→ Exercise objective
Do not carry the pictures over; copy every other part of the entries exactly.

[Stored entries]
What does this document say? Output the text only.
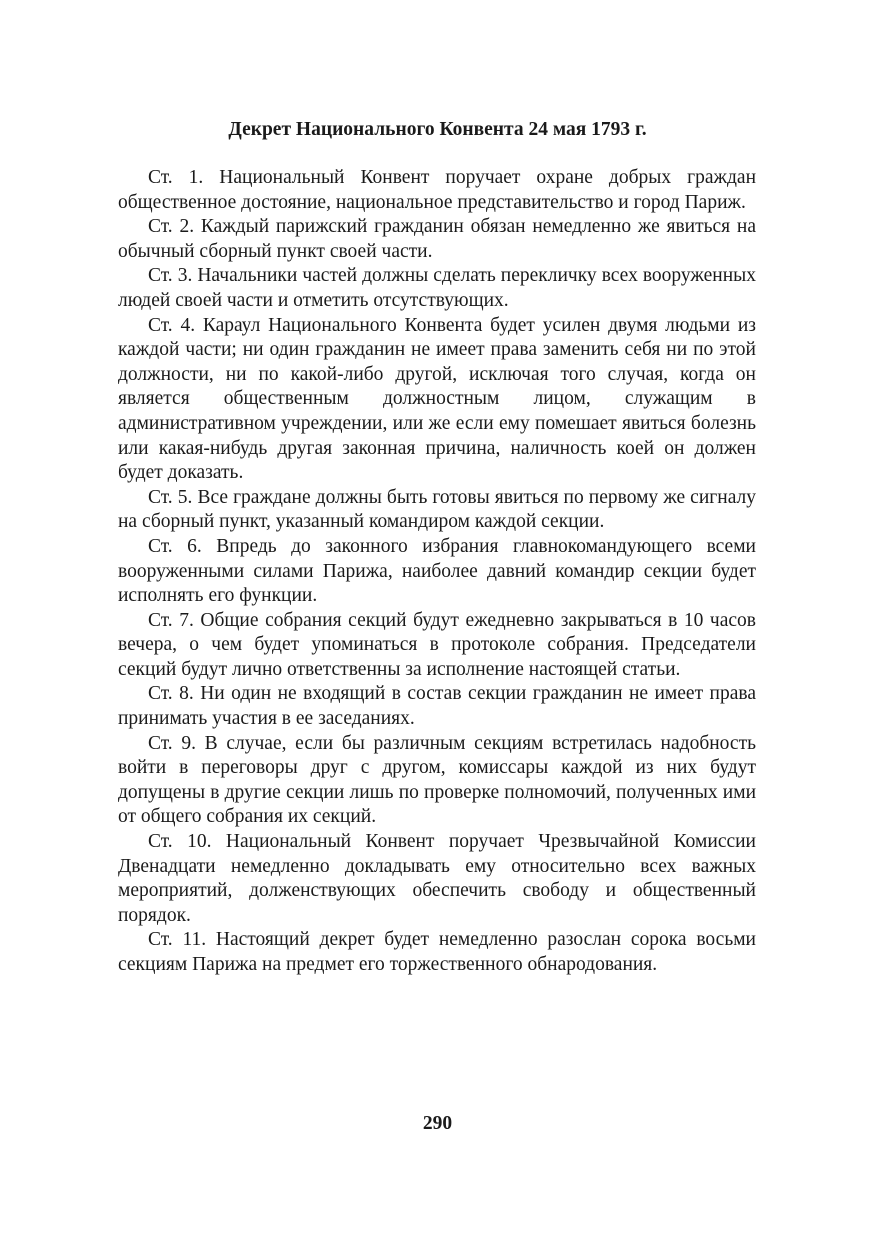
Декрет Национального Конвента 24 мая 1793 г.

Ст. 1. Национальный Конвент поручает охране добрых граждан общественное достояние, национальное представительство и город Париж.

Ст. 2. Каждый парижский гражданин обязан немедленно же явиться на обычный сборный пункт своей части.

Ст. 3. Начальники частей должны сделать перекличку всех вооруженных людей своей части и отметить отсутствующих.

Ст. 4. Караул Национального Конвента будет усилен двумя людьми из каждой части; ни один гражданин не имеет права заменить себя ни по этой должности, ни по какой-либо другой, исключая того случая, когда он является общественным должностным лицом, служащим в административном учреждении, или же если ему помешает явиться болезнь или какая-нибудь другая законная причина, наличность коей он должен будет доказать.

Ст. 5. Все граждане должны быть готовы явиться по первому же сигналу на сборный пункт, указанный командиром каждой секции.

Ст. 6. Впредь до законного избрания главнокомандующего всеми вооруженными силами Парижа, наиболее давний командир секции будет исполнять его функции.

Ст. 7. Общие собрания секций будут ежедневно закрываться в 10 часов вечера, о чем будет упоминаться в протоколе собрания. Председатели секций будут лично ответственны за исполнение настоящей статьи.

Ст. 8. Ни один не входящий в состав секции гражданин не имеет права принимать участия в ее заседаниях.

Ст. 9. В случае, если бы различным секциям встретилась надобность войти в переговоры друг с другом, комиссары каждой из них будут допущены в другие секции лишь по проверке полномочий, полученных ими от общего собрания их секций.

Ст. 10. Национальный Конвент поручает Чрезвычайной Комиссии Двенадцати немедленно докладывать ему относительно всех важных мероприятий, долженствующих обеспечить свободу и общественный порядок.

Ст. 11. Настоящий декрет будет немедленно разослан сорока восьми секциям Парижа на предмет его торжественного обнародования.

290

→ Result
What does this document say? Output the text only.
Декрет Национального Конвента 24 мая 1793 г.

Ст. 1. Национальный Конвент поручает охране добрых граждан общественное достояние, национальное представительство и город Париж.

Ст. 2. Каждый парижский гражданин обязан немедленно же явиться на обычный сборный пункт своей части.

Ст. 3. Начальники частей должны сделать перекличку всех вооруженных людей своей части и отметить отсутствующих.

Ст. 4. Караул Национального Конвента будет усилен двумя людьми из каждой части; ни один гражданин не имеет права заменить себя ни по этой должности, ни по какой-либо другой, исключая того случая, когда он является общественным должностным лицом, служащим в административном учреждении, или же если ему помешает явиться болезнь или какая-нибудь другая законная причина, наличность коей он должен будет доказать.

Ст. 5. Все граждане должны быть готовы явиться по первому же сигналу на сборный пункт, указанный командиром каждой секции.

Ст. 6. Впредь до законного избрания главнокомандующего всеми вооруженными силами Парижа, наиболее давний командир секции будет исполнять его функции.

Ст. 7. Общие собрания секций будут ежедневно закрываться в 10 часов вечера, о чем будет упоминаться в протоколе собрания. Председатели секций будут лично ответственны за исполнение настоящей статьи.

Ст. 8. Ни один не входящий в состав секции гражданин не имеет права принимать участия в ее заседаниях.

Ст. 9. В случае, если бы различным секциям встретилась надобность войти в переговоры друг с другом, комиссары каждой из них будут допущены в другие секции лишь по проверке полномочий, полученных ими от общего собрания их секций.

Ст. 10. Национальный Конвент поручает Чрезвычайной Комиссии Двенадцати немедленно докладывать ему относительно всех важных мероприятий, долженствующих обеспечить свободу и общественный порядок.

Ст. 11. Настоящий декрет будет немедленно разослан сорока восьми секциям Парижа на предмет его торжественного обнародования.

290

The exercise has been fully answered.